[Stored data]
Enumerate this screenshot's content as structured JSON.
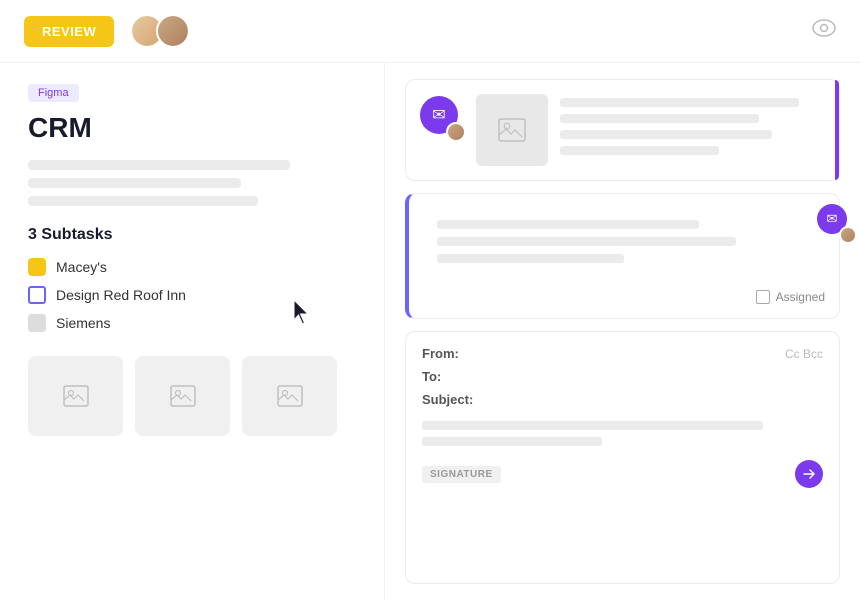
{
  "topbar": {
    "review_label": "REVIEW",
    "eye_label": "👁"
  },
  "left": {
    "badge": "Figma",
    "title": "CRM",
    "subtasks_heading": "3 Subtasks",
    "subtasks": [
      {
        "label": "Macey's",
        "icon": "yellow"
      },
      {
        "label": "Design Red Roof Inn",
        "icon": "blue-outline"
      },
      {
        "label": "Siemens",
        "icon": "gray"
      }
    ]
  },
  "right": {
    "assigned_label": "Assigned",
    "email": {
      "from_label": "From:",
      "to_label": "To:",
      "subject_label": "Subject:",
      "cc_bcc": "Cc Bcc",
      "signature_label": "SIGNATURE"
    }
  }
}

● EXERCISE TASK
Quote in full the listing given above; the images are to be left out.

● THE REPLY
Enumerate this screenshot's content as structured JSON.
{
  "topbar": {
    "review_label": "REVIEW",
    "eye_label": "👁"
  },
  "left": {
    "badge": "Figma",
    "title": "CRM",
    "subtasks_heading": "3 Subtasks",
    "subtasks": [
      {
        "label": "Macey's",
        "icon": "yellow"
      },
      {
        "label": "Design Red Roof Inn",
        "icon": "blue-outline"
      },
      {
        "label": "Siemens",
        "icon": "gray"
      }
    ]
  },
  "right": {
    "assigned_label": "Assigned",
    "email": {
      "from_label": "From:",
      "to_label": "To:",
      "subject_label": "Subject:",
      "cc_bcc": "Cc Bcc",
      "signature_label": "SIGNATURE"
    }
  }
}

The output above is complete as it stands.